§ Task prompt: Copy out all of the material exactly.

§ Information given:
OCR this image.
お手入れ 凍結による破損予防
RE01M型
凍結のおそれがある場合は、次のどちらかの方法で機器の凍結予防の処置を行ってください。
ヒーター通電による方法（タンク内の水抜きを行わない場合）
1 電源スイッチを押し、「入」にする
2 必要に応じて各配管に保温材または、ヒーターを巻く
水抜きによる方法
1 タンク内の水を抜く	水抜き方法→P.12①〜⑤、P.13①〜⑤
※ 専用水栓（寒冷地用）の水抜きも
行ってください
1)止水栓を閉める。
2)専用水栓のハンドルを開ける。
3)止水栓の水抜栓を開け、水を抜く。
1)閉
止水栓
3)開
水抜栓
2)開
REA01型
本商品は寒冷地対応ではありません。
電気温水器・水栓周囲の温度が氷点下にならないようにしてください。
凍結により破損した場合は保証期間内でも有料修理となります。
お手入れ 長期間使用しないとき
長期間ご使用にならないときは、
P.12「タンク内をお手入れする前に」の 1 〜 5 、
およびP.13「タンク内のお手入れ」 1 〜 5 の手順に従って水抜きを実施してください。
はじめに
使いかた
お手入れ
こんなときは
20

§ Response:
OCR this image.
お手入れ 凍結による破損予防
RE01M型
凍結のおそれがある場合は、次のどちらかの方法で機器の凍結予防の処置を行ってください。
ヒーター通電による方法（タンク内の水抜きを行わない場合）
1 電源スイッチを押し、「入」にする
2 必要に応じて各配管に保温材または、ヒーターを巻く
水抜きによる方法
1 タンク内の水を抜く	水抜き方法→P.12①〜⑤、P.13①〜⑤
※ 専用水栓（寒冷地用）の水抜きも
行ってください
1)止水栓を閉める。
2)専用水栓のハンドルを開ける。
3)止水栓の水抜栓を開け、水を抜く。
1)閉
止水栓
3)開
水抜栓
2)開
REA01型
本商品は寒冷地対応ではありません。
電気温水器・水栓周囲の温度が氷点下にならないようにしてください。
凍結により破損した場合は保証期間内でも有料修理となります。
お手入れ 長期間使用しないとき
長期間ご使用にならないときは、
P.12「タンク内をお手入れする前に」の 1 〜 5 、
およびP.13「タンク内のお手入れ」 1 〜 5 の手順に従って水抜きを実施してください。
はじめに
使いかた
お手入れ
こんなときは
20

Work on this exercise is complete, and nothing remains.